━━ DATA RECORDS

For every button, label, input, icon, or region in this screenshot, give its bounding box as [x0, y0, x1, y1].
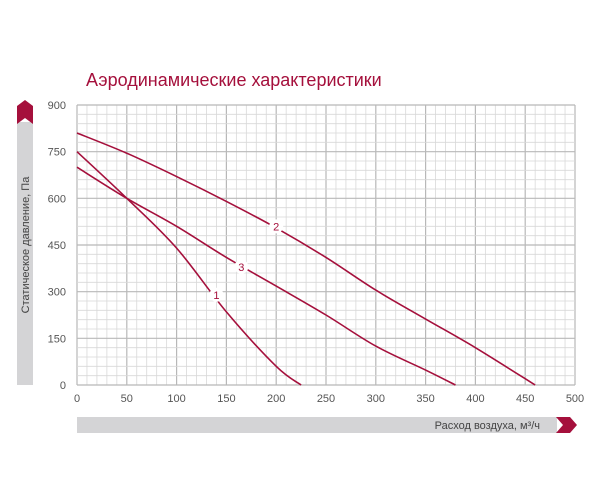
- x-tick-label: 250: [317, 393, 335, 405]
- series-label-2: 2: [273, 221, 279, 233]
- grid: [76, 104, 576, 386]
- y-axis-arrow-icon: [17, 100, 33, 124]
- series-line-3: [76, 166, 456, 386]
- series-line-2: [76, 132, 536, 386]
- y-tick-label: 300: [48, 287, 66, 299]
- series-lines: 1 2 3: [76, 132, 536, 386]
- y-tick-label: 750: [48, 147, 66, 159]
- x-axis-bar: [77, 417, 557, 433]
- x-tick-label: 200: [267, 393, 285, 405]
- x-tick-label: 100: [167, 393, 185, 405]
- x-tick-label: 450: [516, 393, 534, 405]
- x-tick-label: 50: [121, 393, 133, 405]
- x-axis-arrow-icon: [556, 417, 577, 433]
- x-tick-label: 0: [74, 393, 80, 405]
- y-tick-label: 900: [48, 100, 66, 112]
- series-label-bg: [234, 259, 249, 274]
- axes: 0 50 100 150 200 250 300 350 400 450 500 0 150 300 450…: [48, 100, 585, 405]
- y-axis-bar: [17, 122, 33, 385]
- series-line-1: [76, 151, 302, 386]
- series-label-bg: [209, 287, 224, 302]
- series-label-1: 1: [213, 290, 219, 302]
- y-tick-label: 0: [60, 380, 66, 392]
- chart-title: Аэродинамические характеристики: [86, 70, 382, 90]
- y-tick-label: 600: [48, 193, 66, 205]
- x-tick-label: 150: [217, 393, 235, 405]
- x-tick-label: 400: [466, 393, 484, 405]
- y-axis-label: Статическое давление, Па: [20, 176, 32, 314]
- x-tick-label: 500: [566, 393, 584, 405]
- x-tick-label: 300: [367, 393, 385, 405]
- series-label-bg: [269, 219, 284, 234]
- x-tick-label: 350: [416, 393, 434, 405]
- x-axis-label: Расход воздуха, м³/ч: [435, 420, 540, 432]
- y-tick-label: 150: [48, 333, 66, 345]
- y-tick-label: 450: [48, 240, 66, 252]
- series-label-3: 3: [238, 262, 244, 274]
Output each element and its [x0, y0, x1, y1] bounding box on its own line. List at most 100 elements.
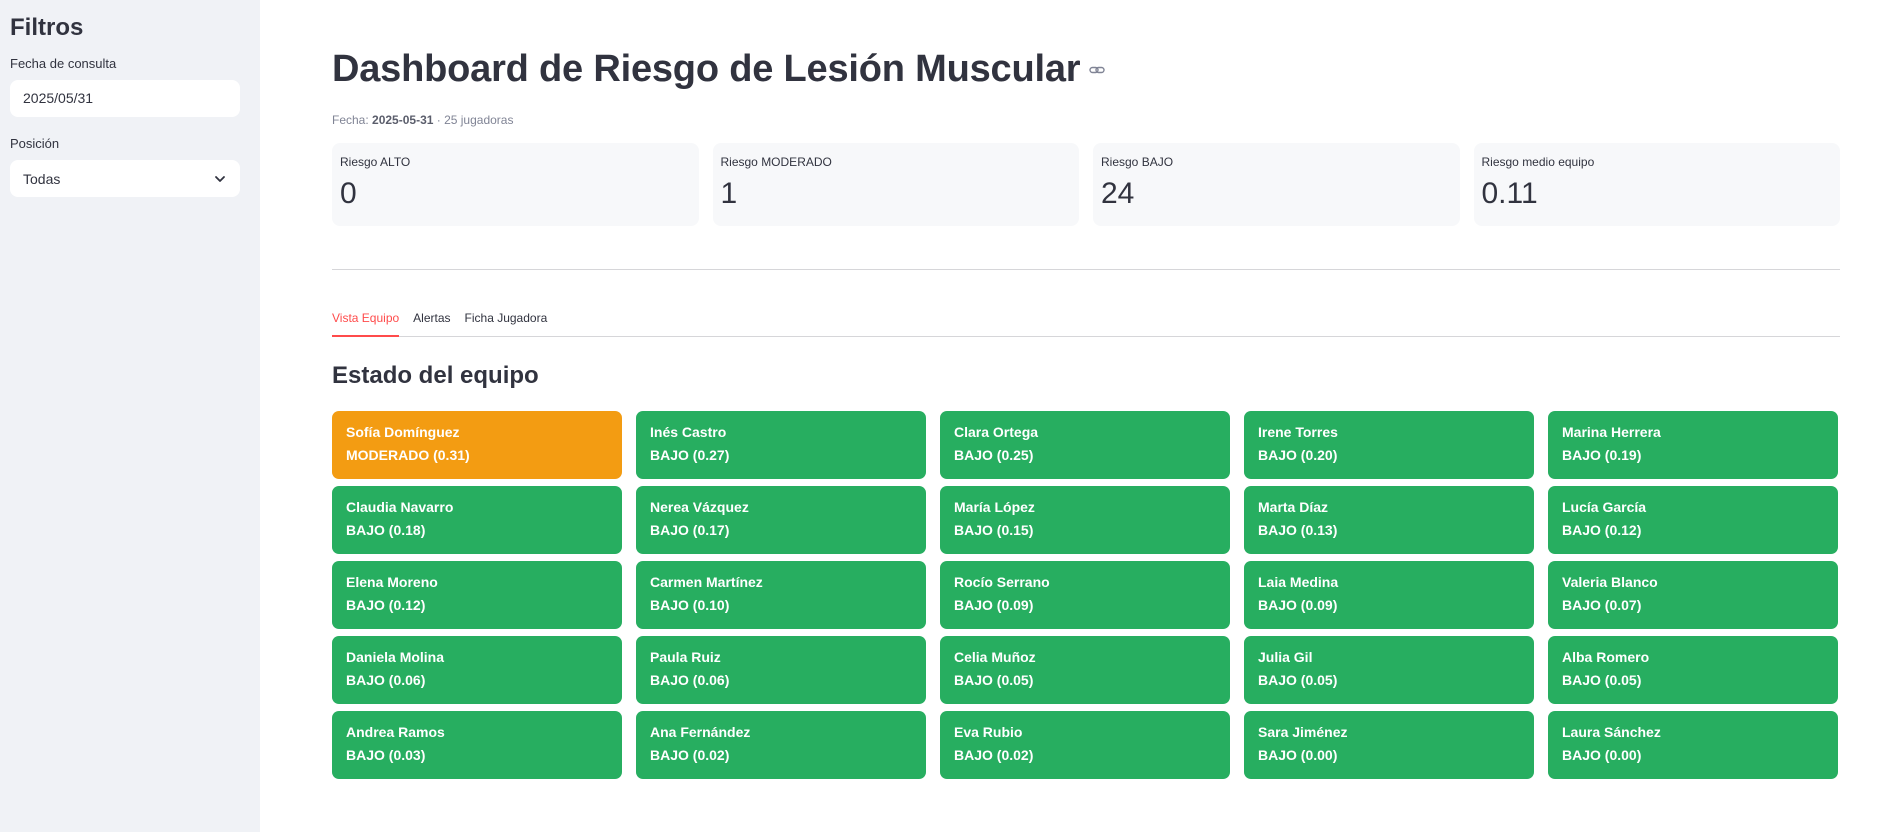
player-name: Laura Sánchez [1562, 724, 1661, 740]
player-name: Irene Torres [1258, 424, 1338, 440]
subtitle-prefix: Fecha: [332, 113, 373, 127]
player-name: Andrea Ramos [346, 724, 445, 740]
player-name: Nerea Vázquez [650, 499, 749, 515]
player-risk: BAJO (0.18) [346, 522, 426, 538]
position-select-value: Todas [23, 170, 61, 187]
player-card: Elena Moreno BAJO (0.12) [332, 561, 622, 629]
tab-ficha-jugadora[interactable]: Ficha Jugadora [464, 311, 548, 325]
page-title: Dashboard de Riesgo de Lesión Muscular [332, 48, 1081, 90]
player-risk: BAJO (0.05) [1258, 672, 1338, 688]
player-card: Celia Muñoz BAJO (0.05) [940, 636, 1230, 704]
title-row: Dashboard de Riesgo de Lesión Muscular [332, 48, 1106, 91]
player-risk: BAJO (0.27) [650, 447, 730, 463]
player-name: Inés Castro [650, 424, 727, 440]
player-card: Sara Jiménez BAJO (0.00) [1244, 711, 1534, 779]
metric-label: Riesgo ALTO [340, 155, 411, 169]
player-risk: BAJO (0.00) [1562, 747, 1642, 763]
metric-riesgo-medio: Riesgo medio equipo 0.11 [1473, 143, 1840, 226]
player-card: Marta Díaz BAJO (0.13) [1244, 486, 1534, 554]
player-card: Marina Herrera BAJO (0.19) [1548, 411, 1838, 479]
player-card: Laura Sánchez BAJO (0.00) [1548, 711, 1838, 779]
player-risk: BAJO (0.09) [1258, 597, 1338, 613]
player-name: Carmen Martínez [650, 574, 763, 590]
player-risk: BAJO (0.02) [650, 747, 730, 763]
metric-value: 0.11 [1481, 177, 1538, 210]
chevron-down-icon [215, 175, 225, 182]
player-risk: BAJO (0.00) [1258, 747, 1338, 763]
player-risk: BAJO (0.06) [346, 672, 426, 688]
player-risk: BAJO (0.15) [954, 522, 1034, 538]
subtitle-date: 2025-05-31 [372, 113, 434, 127]
player-risk: BAJO (0.05) [954, 672, 1034, 688]
player-card: Rocío Serrano BAJO (0.09) [940, 561, 1230, 629]
player-risk: BAJO (0.03) [346, 747, 426, 763]
date-label: Fecha de consulta [10, 56, 117, 71]
player-name: Clara Ortega [954, 424, 1039, 440]
player-risk: BAJO (0.10) [650, 597, 730, 613]
player-card: Paula Ruiz BAJO (0.06) [636, 636, 926, 704]
player-name: Marta Díaz [1258, 499, 1329, 515]
player-name: Ana Fernández [650, 724, 751, 740]
player-name: Sofía Domínguez [346, 424, 460, 440]
player-name: Eva Rubio [954, 724, 1023, 740]
player-name: Elena Moreno [346, 574, 438, 590]
player-risk: BAJO (0.06) [650, 672, 730, 688]
tab-bar: Vista Equipo Alertas Ficha Jugadora [332, 309, 1840, 337]
player-card: Julia Gil BAJO (0.05) [1244, 636, 1534, 704]
player-card: Claudia Navarro BAJO (0.18) [332, 486, 622, 554]
player-risk: BAJO (0.05) [1562, 672, 1642, 688]
player-risk: BAJO (0.09) [954, 597, 1034, 613]
sidebar-title: Filtros [10, 14, 84, 41]
player-name: Laia Medina [1258, 574, 1339, 590]
metric-label: Riesgo medio equipo [1481, 155, 1595, 169]
player-card: Valeria Blanco BAJO (0.07) [1548, 561, 1838, 629]
subtitle-count: · 25 jugadoras [433, 113, 514, 127]
player-card: María López BAJO (0.15) [940, 486, 1230, 554]
player-name: Valeria Blanco [1562, 574, 1658, 590]
tab-vista-equipo[interactable]: Vista Equipo [332, 309, 400, 337]
position-select[interactable]: Todas [10, 160, 240, 197]
player-card: Carmen Martínez BAJO (0.10) [636, 561, 926, 629]
player-name: Paula Ruiz [650, 649, 721, 665]
player-name: María López [954, 499, 1035, 515]
player-name: Celia Muñoz [954, 649, 1036, 665]
player-name: Sara Jiménez [1258, 724, 1348, 740]
player-card: Alba Romero BAJO (0.05) [1548, 636, 1838, 704]
player-name: Claudia Navarro [346, 499, 454, 515]
player-card: Sofía Domínguez MODERADO (0.31) [332, 411, 622, 479]
player-card: Ana Fernández BAJO (0.02) [636, 711, 926, 779]
player-name: Rocío Serrano [954, 574, 1050, 590]
player-risk: BAJO (0.12) [346, 597, 426, 613]
player-risk: BAJO (0.25) [954, 447, 1034, 463]
player-risk: BAJO (0.20) [1258, 447, 1338, 463]
player-card: Inés Castro BAJO (0.27) [636, 411, 926, 479]
metric-riesgo-moderado: Riesgo MODERADO 1 [712, 143, 1079, 226]
page-subtitle: Fecha: 2025-05-31 · 25 jugadoras [332, 113, 513, 127]
player-risk: BAJO (0.17) [650, 522, 730, 538]
sidebar: Filtros Fecha de consulta 2025/05/31 Pos… [0, 0, 260, 832]
metric-value: 0 [340, 177, 357, 210]
player-card: Clara Ortega BAJO (0.25) [940, 411, 1230, 479]
player-name: Daniela Molina [346, 649, 445, 665]
link-icon[interactable] [1088, 61, 1106, 79]
tab-alertas[interactable]: Alertas [413, 311, 451, 325]
player-card: Andrea Ramos BAJO (0.03) [332, 711, 622, 779]
player-name: Alba Romero [1562, 649, 1650, 665]
player-risk: BAJO (0.02) [954, 747, 1034, 763]
date-input[interactable]: 2025/05/31 [10, 80, 240, 117]
player-risk: BAJO (0.07) [1562, 597, 1642, 613]
player-name: Marina Herrera [1562, 424, 1661, 440]
player-card: Daniela Molina BAJO (0.06) [332, 636, 622, 704]
player-risk: BAJO (0.19) [1562, 447, 1642, 463]
metric-label: Riesgo BAJO [1101, 155, 1174, 169]
section-title: Estado del equipo [332, 362, 539, 389]
divider [332, 269, 1840, 270]
metric-riesgo-bajo: Riesgo BAJO 24 [1093, 143, 1460, 226]
player-grid: Sofía Domínguez MODERADO (0.31) Inés Castr… [332, 411, 1840, 779]
metric-label: Riesgo MODERADO [720, 155, 832, 169]
player-card: Lucía García BAJO (0.12) [1548, 486, 1838, 554]
player-risk: MODERADO (0.31) [346, 447, 470, 463]
player-card: Irene Torres BAJO (0.20) [1244, 411, 1534, 479]
player-card: Eva Rubio BAJO (0.02) [940, 711, 1230, 779]
metric-value: 24 [1101, 177, 1135, 210]
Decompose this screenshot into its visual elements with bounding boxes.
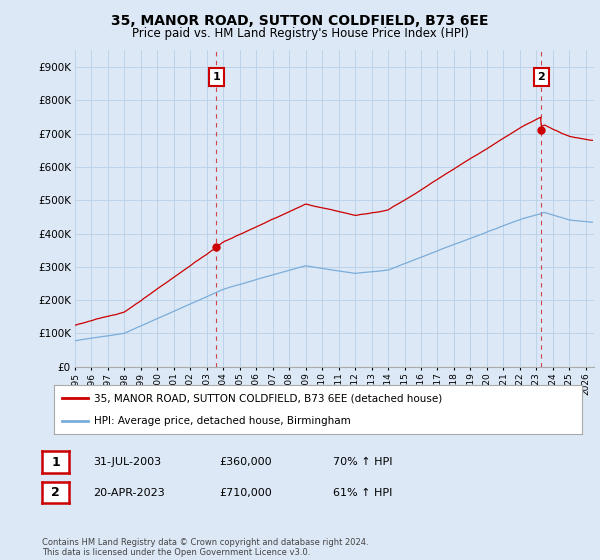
Text: HPI: Average price, detached house, Birmingham: HPI: Average price, detached house, Birm… xyxy=(94,416,350,426)
Text: 61% ↑ HPI: 61% ↑ HPI xyxy=(333,488,392,498)
Text: £360,000: £360,000 xyxy=(219,457,272,467)
Text: 35, MANOR ROAD, SUTTON COLDFIELD, B73 6EE: 35, MANOR ROAD, SUTTON COLDFIELD, B73 6E… xyxy=(111,14,489,28)
Text: 1: 1 xyxy=(51,455,60,469)
Text: 31-JUL-2003: 31-JUL-2003 xyxy=(93,457,161,467)
Text: 2: 2 xyxy=(538,72,545,82)
Text: Price paid vs. HM Land Registry's House Price Index (HPI): Price paid vs. HM Land Registry's House … xyxy=(131,27,469,40)
Text: 1: 1 xyxy=(212,72,220,82)
Text: 35, MANOR ROAD, SUTTON COLDFIELD, B73 6EE (detached house): 35, MANOR ROAD, SUTTON COLDFIELD, B73 6E… xyxy=(94,393,442,403)
Text: 70% ↑ HPI: 70% ↑ HPI xyxy=(333,457,392,467)
Text: 20-APR-2023: 20-APR-2023 xyxy=(93,488,165,498)
Text: £710,000: £710,000 xyxy=(219,488,272,498)
Text: 2: 2 xyxy=(51,486,60,500)
Text: Contains HM Land Registry data © Crown copyright and database right 2024.
This d: Contains HM Land Registry data © Crown c… xyxy=(42,538,368,557)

━━━━

■ **PROBLEM**: Convert the records from the line containing "- x-tick-label: 250: [317, 393, 335, 405]" through the line containing "- x-tick-label: 450: [516, 393, 534, 405]", both included, into a JSON list of strings with one string per line and blank lines left out.

■ **COMPLETED TASK**:
[
  "- x-tick-label: 250: [317, 393, 335, 405]",
  "- series-label-2: 2: [273, 221, 279, 233]",
  "- grid: [76, 104, 576, 386]",
  "- y-axis-arrow-icon: [17, 100, 33, 124]",
  "- series-line-3: [76, 166, 456, 386]",
  "- series-line-2: [76, 132, 536, 386]",
  "- y-tick-label: 300: [48, 287, 66, 299]",
  "- series-lines: 1 2 3: [76, 132, 536, 386]",
  "- y-tick-label: 750: [48, 147, 66, 159]",
  "- x-axis-bar: [77, 417, 557, 433]",
  "- x-tick-label: 200: [267, 393, 285, 405]",
  "- x-tick-label: 100: [167, 393, 185, 405]",
  "- x-tick-label: 450: [516, 393, 534, 405]"
]